#### ПЕРЕЧЕНЬ ДАННЫХ

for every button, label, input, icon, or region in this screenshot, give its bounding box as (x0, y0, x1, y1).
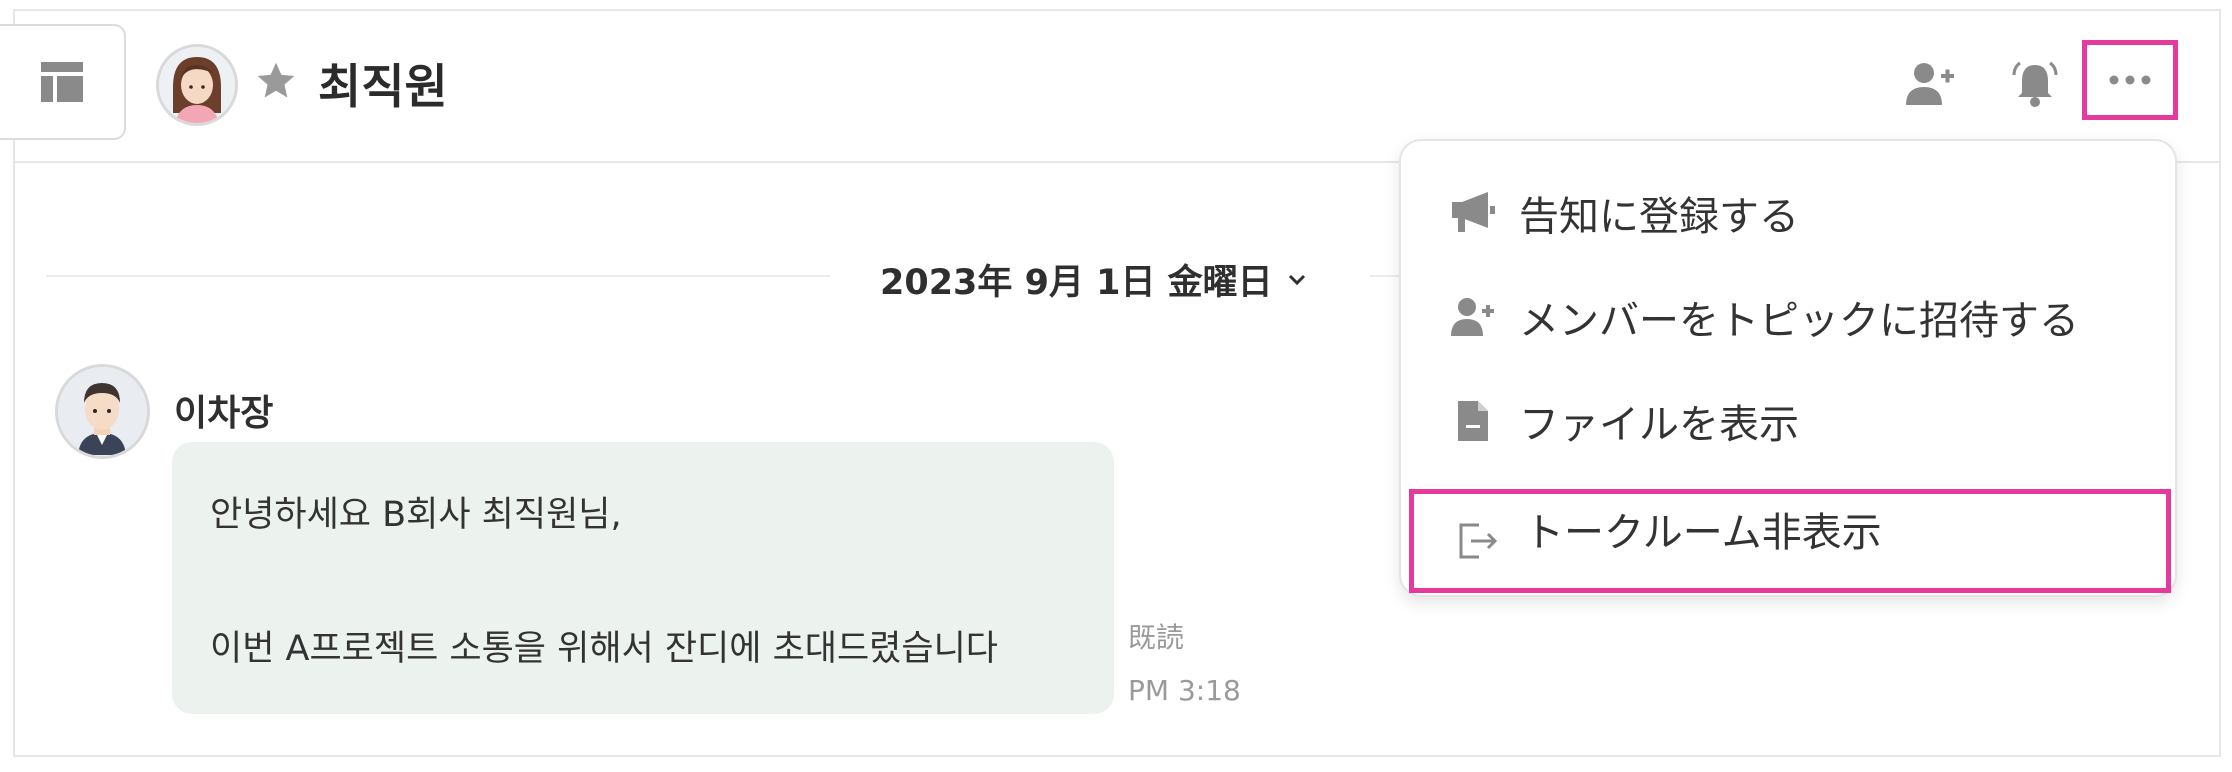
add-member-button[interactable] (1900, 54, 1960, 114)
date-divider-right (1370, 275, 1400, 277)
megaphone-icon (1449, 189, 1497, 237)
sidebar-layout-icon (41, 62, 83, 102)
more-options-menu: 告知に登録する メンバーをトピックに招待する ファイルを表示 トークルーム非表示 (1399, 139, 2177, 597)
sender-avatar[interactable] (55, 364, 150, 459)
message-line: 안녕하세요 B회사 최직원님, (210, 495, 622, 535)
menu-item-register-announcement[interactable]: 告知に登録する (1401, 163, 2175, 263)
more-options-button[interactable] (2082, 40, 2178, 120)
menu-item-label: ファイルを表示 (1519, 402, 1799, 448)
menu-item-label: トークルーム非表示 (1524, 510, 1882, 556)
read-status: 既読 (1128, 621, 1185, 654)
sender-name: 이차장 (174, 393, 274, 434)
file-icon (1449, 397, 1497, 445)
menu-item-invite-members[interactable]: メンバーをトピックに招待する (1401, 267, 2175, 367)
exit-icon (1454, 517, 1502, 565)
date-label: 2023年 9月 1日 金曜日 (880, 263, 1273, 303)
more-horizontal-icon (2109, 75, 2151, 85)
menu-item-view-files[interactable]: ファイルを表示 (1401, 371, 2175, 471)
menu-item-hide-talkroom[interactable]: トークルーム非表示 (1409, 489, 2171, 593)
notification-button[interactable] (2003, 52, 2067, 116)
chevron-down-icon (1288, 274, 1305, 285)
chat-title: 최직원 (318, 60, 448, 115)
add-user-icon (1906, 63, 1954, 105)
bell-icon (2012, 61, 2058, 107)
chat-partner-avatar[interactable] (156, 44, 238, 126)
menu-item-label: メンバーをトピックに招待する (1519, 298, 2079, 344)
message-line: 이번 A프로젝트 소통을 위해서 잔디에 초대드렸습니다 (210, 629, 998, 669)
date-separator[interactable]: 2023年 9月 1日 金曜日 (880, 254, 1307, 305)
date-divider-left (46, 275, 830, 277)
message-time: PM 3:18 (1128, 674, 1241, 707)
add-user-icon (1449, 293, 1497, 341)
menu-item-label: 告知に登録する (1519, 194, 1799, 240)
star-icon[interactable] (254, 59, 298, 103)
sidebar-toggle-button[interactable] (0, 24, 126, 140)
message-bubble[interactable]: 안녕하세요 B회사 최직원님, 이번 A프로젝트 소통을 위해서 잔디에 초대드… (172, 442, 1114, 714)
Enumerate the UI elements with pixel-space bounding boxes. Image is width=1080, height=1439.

#### ВАШИ ИНСТРУКЦИИ
Воспроизведите все приведённые выше данные построчно, без каких-либо изменений. Изображения в ответ не включайте.

#### ИТОГОВЫЙ РЕЗУЛЬТАТ
for every button, label, input, icon, or region in this screenshot, give its bounding box as (x0, y0, x1, y1).
add-member-button[interactable] (1900, 54, 1960, 114)
date-divider-right (1370, 275, 1400, 277)
megaphone-icon (1449, 189, 1497, 237)
sidebar-layout-icon (41, 62, 83, 102)
more-options-menu: 告知に登録する メンバーをトピックに招待する ファイルを表示 トークルーム非表示 (1399, 139, 2177, 597)
sender-avatar[interactable] (55, 364, 150, 459)
message-line: 안녕하세요 B회사 최직원님, (210, 495, 622, 535)
menu-item-register-announcement[interactable]: 告知に登録する (1401, 163, 2175, 263)
more-options-button[interactable] (2082, 40, 2178, 120)
menu-item-label: ファイルを表示 (1519, 402, 1799, 448)
menu-item-label: トークルーム非表示 (1524, 510, 1882, 556)
read-status: 既読 (1128, 621, 1185, 654)
sender-name: 이차장 (174, 393, 274, 434)
file-icon (1449, 397, 1497, 445)
menu-item-invite-members[interactable]: メンバーをトピックに招待する (1401, 267, 2175, 367)
exit-icon (1454, 517, 1502, 565)
date-label: 2023年 9月 1日 金曜日 (880, 263, 1273, 303)
more-horizontal-icon (2109, 75, 2151, 85)
menu-item-view-files[interactable]: ファイルを表示 (1401, 371, 2175, 471)
menu-item-hide-talkroom[interactable]: トークルーム非表示 (1409, 489, 2171, 593)
notification-button[interactable] (2003, 52, 2067, 116)
chevron-down-icon (1288, 274, 1305, 285)
chat-title: 최직원 (318, 60, 448, 115)
add-user-icon (1906, 63, 1954, 105)
bell-icon (2012, 61, 2058, 107)
chat-partner-avatar[interactable] (156, 44, 238, 126)
menu-item-label: メンバーをトピックに招待する (1519, 298, 2079, 344)
message-line: 이번 A프로젝트 소통을 위해서 잔디에 초대드렸습니다 (210, 629, 998, 669)
date-separator[interactable]: 2023年 9月 1日 金曜日 (880, 254, 1307, 305)
date-divider-left (46, 275, 830, 277)
message-time: PM 3:18 (1128, 674, 1241, 707)
add-user-icon (1449, 293, 1497, 341)
menu-item-label: 告知に登録する (1519, 194, 1799, 240)
star-icon[interactable] (254, 59, 298, 103)
sidebar-toggle-button[interactable] (0, 24, 126, 140)
message-bubble[interactable]: 안녕하세요 B회사 최직원님, 이번 A프로젝트 소통을 위해서 잔디에 초대드… (172, 442, 1114, 714)
Enumerate the UI elements with pixel-space bounding boxes. Image is width=1080, height=1439.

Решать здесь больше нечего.